Extracted material:
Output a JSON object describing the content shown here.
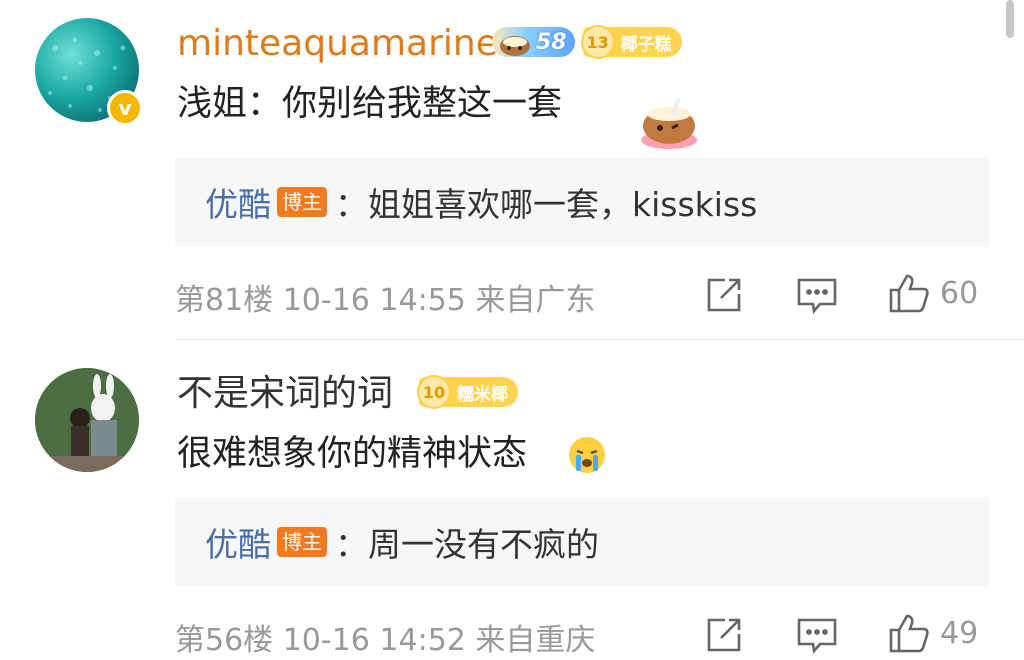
{
  "comments": [
    {
      "username": "minteaquamarine",
      "username_color": "#e07a1a",
      "vip_level": "58",
      "fan_level": "13",
      "fan_title": "椰子糕",
      "text": "浅姐：你别给我整这一套",
      "reply": {
        "name": "优酷",
        "tag": "博主",
        "text": "：姐姐喜欢哪一套，kisskiss"
      },
      "meta": "第81楼 10-16 14:55 来自广东",
      "likes": "60"
    },
    {
      "username": "不是宋词的词",
      "username_color": "#333333",
      "fan_level": "10",
      "fan_title": "糯米椰",
      "text": "很难想象你的精神状态",
      "reply": {
        "name": "优酷",
        "tag": "博主",
        "text": "：周一没有不疯的"
      },
      "meta": "第56楼 10-16 14:52 来自重庆",
      "likes": "49"
    }
  ],
  "icons": {
    "share": "share-icon",
    "comment": "comment-icon",
    "like": "like-icon",
    "verified": "verified-icon",
    "emoji_coconut": "coconut-emoji-icon",
    "emoji_cry": "crying-emoji-icon"
  }
}
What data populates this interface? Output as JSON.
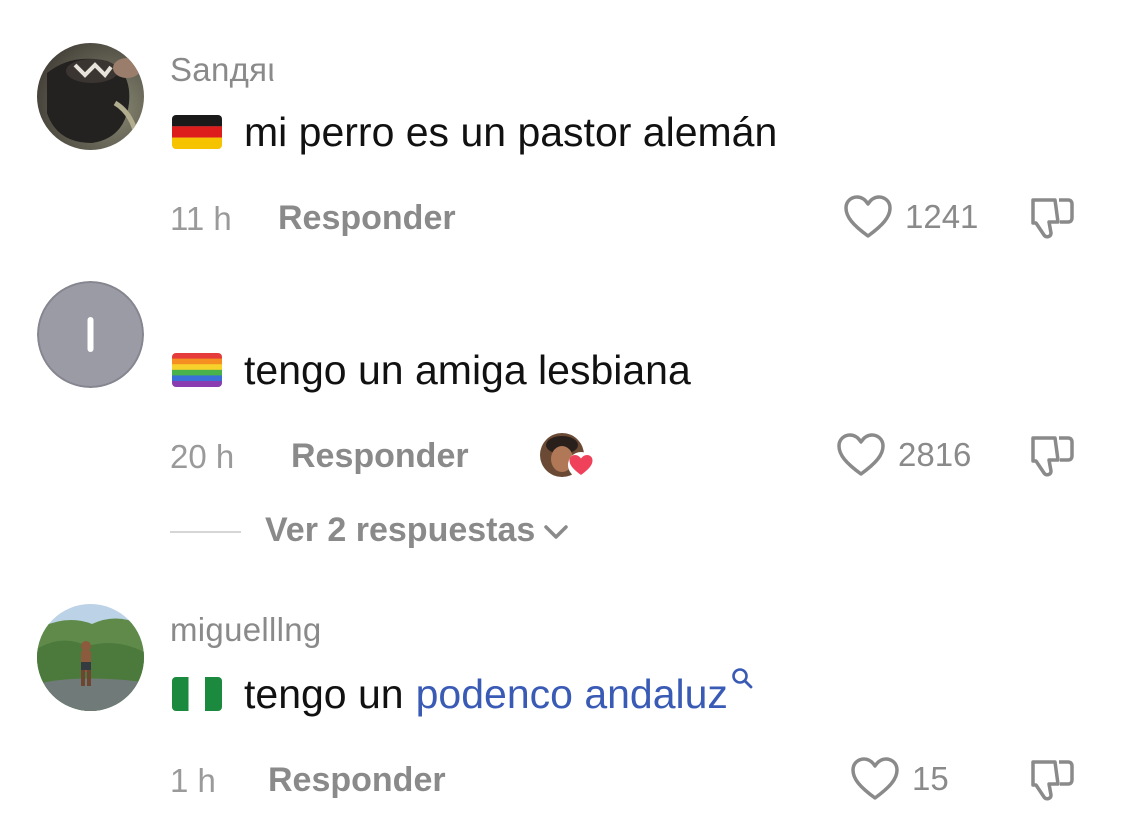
{
  "comments": [
    {
      "username": "Sanдяι",
      "flag_icon": "germany-flag-icon",
      "text": "mi perro es un pastor alemán",
      "time": "11 h",
      "reply_label": "Responder",
      "likes": "1241"
    },
    {
      "username": "",
      "flag_icon": "rainbow-flag-icon",
      "text": "tengo un amiga lesbiana",
      "time": "20 h",
      "reply_label": "Responder",
      "likes": "2816",
      "creator_liked": true,
      "view_replies_label": "Ver 2 respuestas"
    },
    {
      "username": "miguelllng",
      "flag_icon": "nigeria-flag-icon",
      "text": "tengo un",
      "link_text": "podenco andaluz",
      "time": "1 h",
      "reply_label": "Responder",
      "likes": "15"
    }
  ],
  "colors": {
    "text": "#111111",
    "secondary_text": "#8a8a8a",
    "link": "#3a5bb5",
    "heart_badge": "#f0415a",
    "divider": "#d6d6d6"
  }
}
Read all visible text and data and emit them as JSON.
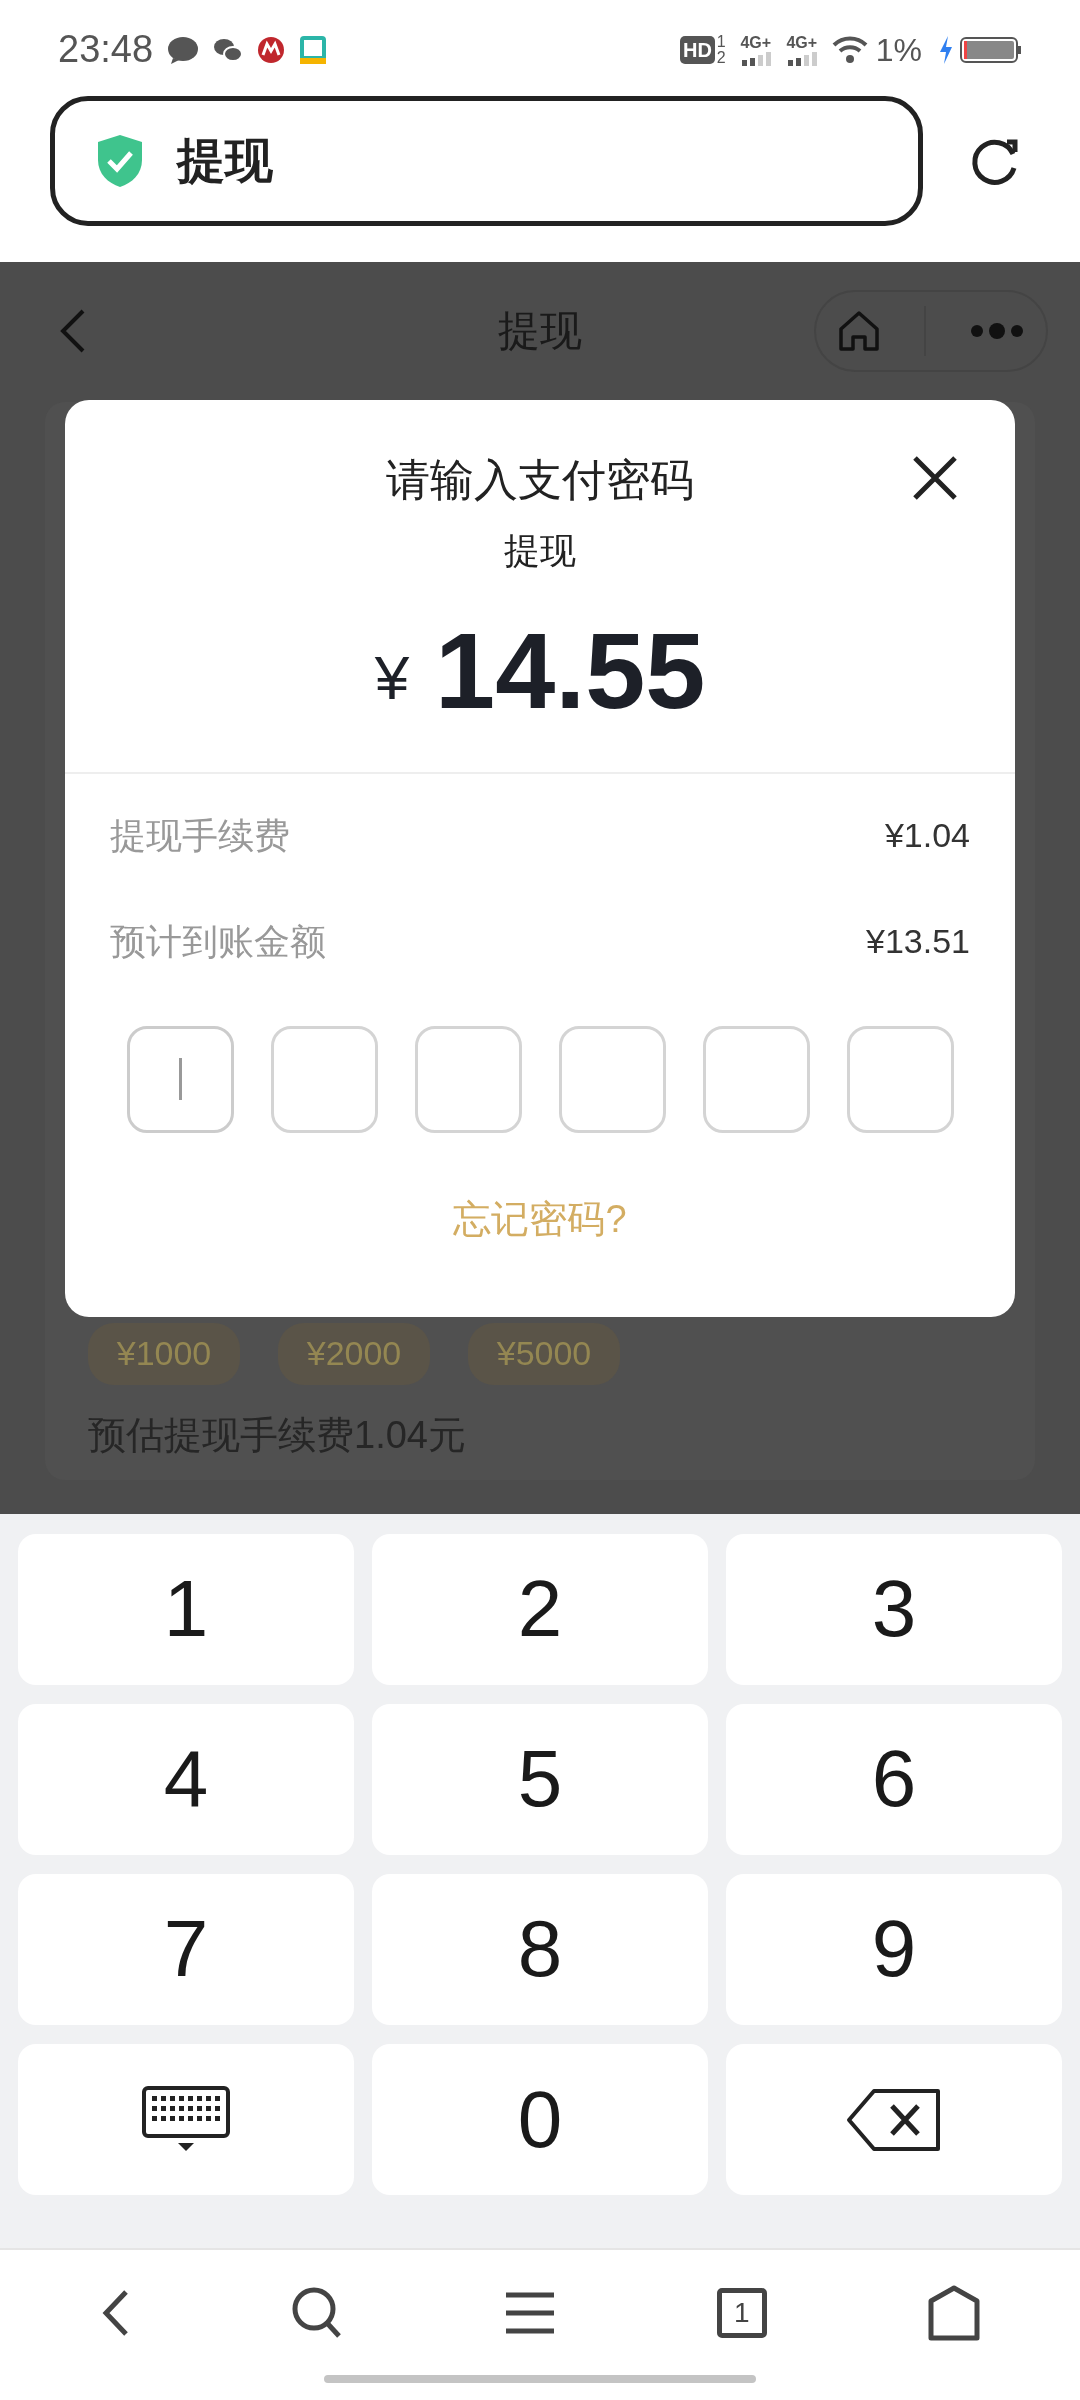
{
  "status_bar": {
    "time": "23:48",
    "hd": "HD",
    "sim_1": "1",
    "sim_2": "2",
    "networks": [
      "4G+",
      "4G+"
    ],
    "battery": "1%"
  },
  "address_bar": {
    "title": "提现"
  },
  "header": {
    "title": "提现"
  },
  "page": {
    "amount_chips": [
      "¥1000",
      "¥2000",
      "¥5000"
    ],
    "fee_note": "预估提现手续费1.04元"
  },
  "dialog": {
    "title": "请输入支付密码",
    "subtitle": "提现",
    "currency": "¥",
    "amount": "14.55",
    "rows": [
      {
        "label": "提现手续费",
        "value": "¥1.04"
      },
      {
        "label": "预计到账金额",
        "value": "¥13.51"
      }
    ],
    "pin_boxes": [
      {
        "focused": true
      },
      {
        "focused": false
      },
      {
        "focused": false
      },
      {
        "focused": false
      },
      {
        "focused": false
      },
      {
        "focused": false
      }
    ],
    "forgot_link": "忘记密码?"
  },
  "keypad": [
    {
      "kind": "digit",
      "label": "1"
    },
    {
      "kind": "digit",
      "label": "2"
    },
    {
      "kind": "digit",
      "label": "3"
    },
    {
      "kind": "digit",
      "label": "4"
    },
    {
      "kind": "digit",
      "label": "5"
    },
    {
      "kind": "digit",
      "label": "6"
    },
    {
      "kind": "digit",
      "label": "7"
    },
    {
      "kind": "digit",
      "label": "8"
    },
    {
      "kind": "digit",
      "label": "9"
    },
    {
      "kind": "hide"
    },
    {
      "kind": "digit",
      "label": "0"
    },
    {
      "kind": "delete"
    }
  ],
  "bottom_nav": {
    "tab_count": "1"
  }
}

Your objective: Find every line in the records above that holds the word "flag", and copy each one.

Finished exercise:
      "flag_icon": "germany-flag-icon",
      "flag_icon": "rainbow-flag-icon",
      "flag_icon": "nigeria-flag-icon",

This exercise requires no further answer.